| Stated goal |
Reproduce the lines below word for word, with every character and number unchanged.

-*-*-

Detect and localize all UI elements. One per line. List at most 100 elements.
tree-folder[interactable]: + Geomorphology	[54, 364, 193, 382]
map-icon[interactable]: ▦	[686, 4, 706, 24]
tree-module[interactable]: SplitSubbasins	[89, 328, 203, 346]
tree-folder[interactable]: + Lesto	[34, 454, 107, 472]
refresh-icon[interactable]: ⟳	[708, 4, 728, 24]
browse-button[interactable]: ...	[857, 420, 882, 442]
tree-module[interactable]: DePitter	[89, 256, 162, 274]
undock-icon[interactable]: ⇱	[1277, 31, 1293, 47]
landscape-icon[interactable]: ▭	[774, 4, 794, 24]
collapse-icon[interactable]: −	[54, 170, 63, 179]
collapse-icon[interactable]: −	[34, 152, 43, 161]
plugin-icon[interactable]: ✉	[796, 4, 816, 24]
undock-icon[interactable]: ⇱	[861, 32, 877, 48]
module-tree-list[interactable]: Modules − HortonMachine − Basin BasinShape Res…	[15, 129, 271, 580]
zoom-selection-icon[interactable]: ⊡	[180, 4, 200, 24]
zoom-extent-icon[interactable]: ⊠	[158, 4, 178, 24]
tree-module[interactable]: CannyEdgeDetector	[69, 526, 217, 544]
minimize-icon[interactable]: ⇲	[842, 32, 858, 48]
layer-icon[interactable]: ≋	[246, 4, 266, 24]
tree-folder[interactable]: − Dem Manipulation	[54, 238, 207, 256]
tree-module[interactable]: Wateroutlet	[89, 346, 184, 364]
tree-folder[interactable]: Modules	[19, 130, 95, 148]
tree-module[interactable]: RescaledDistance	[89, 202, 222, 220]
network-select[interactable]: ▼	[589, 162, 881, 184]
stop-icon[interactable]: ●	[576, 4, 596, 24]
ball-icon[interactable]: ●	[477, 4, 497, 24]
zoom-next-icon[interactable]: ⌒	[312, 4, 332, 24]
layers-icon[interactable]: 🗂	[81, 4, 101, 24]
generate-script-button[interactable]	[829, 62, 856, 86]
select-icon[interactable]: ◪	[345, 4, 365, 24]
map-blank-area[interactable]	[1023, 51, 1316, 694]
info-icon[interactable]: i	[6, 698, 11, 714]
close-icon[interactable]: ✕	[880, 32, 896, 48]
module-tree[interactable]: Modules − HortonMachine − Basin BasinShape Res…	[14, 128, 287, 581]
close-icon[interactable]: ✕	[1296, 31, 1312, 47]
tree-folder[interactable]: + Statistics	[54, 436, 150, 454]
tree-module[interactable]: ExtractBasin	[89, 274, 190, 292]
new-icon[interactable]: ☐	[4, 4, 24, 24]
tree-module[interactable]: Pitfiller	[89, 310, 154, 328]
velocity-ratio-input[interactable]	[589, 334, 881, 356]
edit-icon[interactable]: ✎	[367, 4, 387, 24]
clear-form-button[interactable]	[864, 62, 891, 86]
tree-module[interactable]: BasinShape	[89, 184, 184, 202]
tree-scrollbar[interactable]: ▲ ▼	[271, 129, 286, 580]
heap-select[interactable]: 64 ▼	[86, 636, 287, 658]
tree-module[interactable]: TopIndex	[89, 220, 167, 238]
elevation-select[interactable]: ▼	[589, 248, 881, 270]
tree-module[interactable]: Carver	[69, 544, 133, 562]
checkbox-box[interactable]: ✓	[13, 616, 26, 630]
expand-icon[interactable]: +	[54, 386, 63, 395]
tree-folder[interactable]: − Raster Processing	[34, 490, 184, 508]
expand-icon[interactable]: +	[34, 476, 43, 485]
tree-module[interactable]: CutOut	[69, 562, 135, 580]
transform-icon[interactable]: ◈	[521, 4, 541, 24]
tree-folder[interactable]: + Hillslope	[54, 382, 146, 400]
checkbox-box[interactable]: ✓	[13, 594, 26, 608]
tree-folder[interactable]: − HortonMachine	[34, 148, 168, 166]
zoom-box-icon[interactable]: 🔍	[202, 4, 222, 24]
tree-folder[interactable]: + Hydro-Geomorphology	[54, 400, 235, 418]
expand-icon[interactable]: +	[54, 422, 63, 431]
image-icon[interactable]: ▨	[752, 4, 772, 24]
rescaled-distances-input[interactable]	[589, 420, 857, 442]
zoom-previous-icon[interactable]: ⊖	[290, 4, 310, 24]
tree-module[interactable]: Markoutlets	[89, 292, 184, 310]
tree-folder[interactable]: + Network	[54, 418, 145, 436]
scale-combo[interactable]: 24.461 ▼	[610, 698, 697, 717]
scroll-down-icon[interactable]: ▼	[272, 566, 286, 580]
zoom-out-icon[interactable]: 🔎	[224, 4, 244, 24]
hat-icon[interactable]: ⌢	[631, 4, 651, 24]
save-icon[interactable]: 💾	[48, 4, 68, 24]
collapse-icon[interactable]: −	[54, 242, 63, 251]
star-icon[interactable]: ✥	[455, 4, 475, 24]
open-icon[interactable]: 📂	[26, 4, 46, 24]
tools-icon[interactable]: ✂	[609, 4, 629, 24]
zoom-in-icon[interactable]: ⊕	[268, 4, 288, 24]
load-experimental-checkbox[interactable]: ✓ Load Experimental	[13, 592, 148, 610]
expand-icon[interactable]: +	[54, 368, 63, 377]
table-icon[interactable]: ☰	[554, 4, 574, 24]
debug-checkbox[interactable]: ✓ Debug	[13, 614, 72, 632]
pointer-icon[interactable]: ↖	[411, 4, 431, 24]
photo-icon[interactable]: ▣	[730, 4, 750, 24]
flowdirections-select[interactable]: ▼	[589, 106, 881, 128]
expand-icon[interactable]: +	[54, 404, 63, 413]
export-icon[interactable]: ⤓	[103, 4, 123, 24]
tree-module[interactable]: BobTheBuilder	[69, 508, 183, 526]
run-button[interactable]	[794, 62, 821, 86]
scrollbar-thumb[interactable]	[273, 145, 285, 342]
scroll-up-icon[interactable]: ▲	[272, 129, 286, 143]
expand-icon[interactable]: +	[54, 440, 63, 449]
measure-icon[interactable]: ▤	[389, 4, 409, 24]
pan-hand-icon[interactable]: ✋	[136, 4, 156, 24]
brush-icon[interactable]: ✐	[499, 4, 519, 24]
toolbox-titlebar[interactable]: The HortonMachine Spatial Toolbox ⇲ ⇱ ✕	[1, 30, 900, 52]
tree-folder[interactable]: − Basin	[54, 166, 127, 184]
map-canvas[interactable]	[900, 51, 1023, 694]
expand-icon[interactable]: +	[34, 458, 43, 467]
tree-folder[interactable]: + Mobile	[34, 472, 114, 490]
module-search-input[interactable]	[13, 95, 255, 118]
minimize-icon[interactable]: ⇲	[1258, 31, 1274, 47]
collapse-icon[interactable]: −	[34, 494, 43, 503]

-*-*-

| Expected answer |
Detect and localize all UI elements. One per line. List at most 100 elements.
tree-folder[interactable]: + Geomorphology	[54, 364, 193, 382]
map-icon[interactable]: ▦	[686, 4, 706, 24]
tree-module[interactable]: SplitSubbasins	[89, 328, 203, 346]
tree-folder[interactable]: + Lesto	[34, 454, 107, 472]
refresh-icon[interactable]: ⟳	[708, 4, 728, 24]
browse-button[interactable]: ...	[857, 420, 882, 442]
tree-module[interactable]: DePitter	[89, 256, 162, 274]
undock-icon[interactable]: ⇱	[1277, 31, 1293, 47]
landscape-icon[interactable]: ▭	[774, 4, 794, 24]
collapse-icon[interactable]: −	[54, 170, 63, 179]
collapse-icon[interactable]: −	[34, 152, 43, 161]
plugin-icon[interactable]: ✉	[796, 4, 816, 24]
undock-icon[interactable]: ⇱	[861, 32, 877, 48]
module-tree-list[interactable]: Modules − HortonMachine − Basin BasinShape Res…	[15, 129, 271, 580]
zoom-selection-icon[interactable]: ⊡	[180, 4, 200, 24]
zoom-extent-icon[interactable]: ⊠	[158, 4, 178, 24]
tree-module[interactable]: CannyEdgeDetector	[69, 526, 217, 544]
minimize-icon[interactable]: ⇲	[842, 32, 858, 48]
layer-icon[interactable]: ≋	[246, 4, 266, 24]
tree-folder[interactable]: − Dem Manipulation	[54, 238, 207, 256]
tree-module[interactable]: Wateroutlet	[89, 346, 184, 364]
tree-folder[interactable]: Modules	[19, 130, 95, 148]
tree-module[interactable]: RescaledDistance	[89, 202, 222, 220]
network-select[interactable]: ▼	[589, 162, 881, 184]
stop-icon[interactable]: ●	[576, 4, 596, 24]
ball-icon[interactable]: ●	[477, 4, 497, 24]
zoom-next-icon[interactable]: ⌒	[312, 4, 332, 24]
layers-icon[interactable]: 🗂	[81, 4, 101, 24]
generate-script-button[interactable]	[829, 62, 856, 86]
select-icon[interactable]: ◪	[345, 4, 365, 24]
map-blank-area[interactable]	[1023, 51, 1316, 694]
info-icon[interactable]: i	[6, 698, 11, 714]
close-icon[interactable]: ✕	[880, 32, 896, 48]
module-tree[interactable]: Modules − HortonMachine − Basin BasinShape Res…	[14, 128, 287, 581]
close-icon[interactable]: ✕	[1296, 31, 1312, 47]
tree-folder[interactable]: + Statistics	[54, 436, 150, 454]
tree-module[interactable]: ExtractBasin	[89, 274, 190, 292]
new-icon[interactable]: ☐	[4, 4, 24, 24]
tree-module[interactable]: Pitfiller	[89, 310, 154, 328]
velocity-ratio-input[interactable]	[589, 334, 881, 356]
edit-icon[interactable]: ✎	[367, 4, 387, 24]
clear-form-button[interactable]	[864, 62, 891, 86]
tree-module[interactable]: BasinShape	[89, 184, 184, 202]
tree-scrollbar[interactable]: ▲ ▼	[271, 129, 286, 580]
heap-select[interactable]: 64 ▼	[86, 636, 287, 658]
tree-module[interactable]: TopIndex	[89, 220, 167, 238]
elevation-select[interactable]: ▼	[589, 248, 881, 270]
tree-module[interactable]: Carver	[69, 544, 133, 562]
checkbox-box[interactable]: ✓	[13, 616, 26, 630]
expand-icon[interactable]: +	[54, 386, 63, 395]
tree-folder[interactable]: − Raster Processing	[34, 490, 184, 508]
expand-icon[interactable]: +	[34, 476, 43, 485]
tree-module[interactable]: CutOut	[69, 562, 135, 580]
transform-icon[interactable]: ◈	[521, 4, 541, 24]
tree-folder[interactable]: + Hillslope	[54, 382, 146, 400]
checkbox-box[interactable]: ✓	[13, 594, 26, 608]
tree-folder[interactable]: − HortonMachine	[34, 148, 168, 166]
zoom-box-icon[interactable]: 🔍	[202, 4, 222, 24]
tree-folder[interactable]: + Hydro-Geomorphology	[54, 400, 235, 418]
expand-icon[interactable]: +	[54, 422, 63, 431]
image-icon[interactable]: ▨	[752, 4, 772, 24]
rescaled-distances-input[interactable]	[589, 420, 857, 442]
zoom-previous-icon[interactable]: ⊖	[290, 4, 310, 24]
tree-module[interactable]: Markoutlets	[89, 292, 184, 310]
tree-folder[interactable]: + Network	[54, 418, 145, 436]
scale-combo[interactable]: 24.461 ▼	[610, 698, 697, 717]
scroll-down-icon[interactable]: ▼	[272, 566, 286, 580]
zoom-out-icon[interactable]: 🔎	[224, 4, 244, 24]
hat-icon[interactable]: ⌢	[631, 4, 651, 24]
save-icon[interactable]: 💾	[48, 4, 68, 24]
collapse-icon[interactable]: −	[54, 242, 63, 251]
star-icon[interactable]: ✥	[455, 4, 475, 24]
open-icon[interactable]: 📂	[26, 4, 46, 24]
tools-icon[interactable]: ✂	[609, 4, 629, 24]
zoom-in-icon[interactable]: ⊕	[268, 4, 288, 24]
load-experimental-checkbox[interactable]: ✓ Load Experimental	[13, 592, 148, 610]
expand-icon[interactable]: +	[54, 368, 63, 377]
table-icon[interactable]: ☰	[554, 4, 574, 24]
debug-checkbox[interactable]: ✓ Debug	[13, 614, 72, 632]
pointer-icon[interactable]: ↖	[411, 4, 431, 24]
photo-icon[interactable]: ▣	[730, 4, 750, 24]
flowdirections-select[interactable]: ▼	[589, 106, 881, 128]
expand-icon[interactable]: +	[54, 404, 63, 413]
export-icon[interactable]: ⤓	[103, 4, 123, 24]
tree-module[interactable]: BobTheBuilder	[69, 508, 183, 526]
run-button[interactable]	[794, 62, 821, 86]
scrollbar-thumb[interactable]	[273, 145, 285, 342]
scroll-up-icon[interactable]: ▲	[272, 129, 286, 143]
expand-icon[interactable]: +	[54, 440, 63, 449]
measure-icon[interactable]: ▤	[389, 4, 409, 24]
pan-hand-icon[interactable]: ✋	[136, 4, 156, 24]
brush-icon[interactable]: ✐	[499, 4, 519, 24]
toolbox-titlebar[interactable]: The HortonMachine Spatial Toolbox ⇲ ⇱ ✕	[1, 30, 900, 52]
tree-folder[interactable]: − Basin	[54, 166, 127, 184]
map-canvas[interactable]	[900, 51, 1023, 694]
expand-icon[interactable]: +	[34, 458, 43, 467]
tree-folder[interactable]: + Mobile	[34, 472, 114, 490]
module-search-input[interactable]	[13, 95, 255, 118]
minimize-icon[interactable]: ⇲	[1258, 31, 1274, 47]
collapse-icon[interactable]: −	[34, 494, 43, 503]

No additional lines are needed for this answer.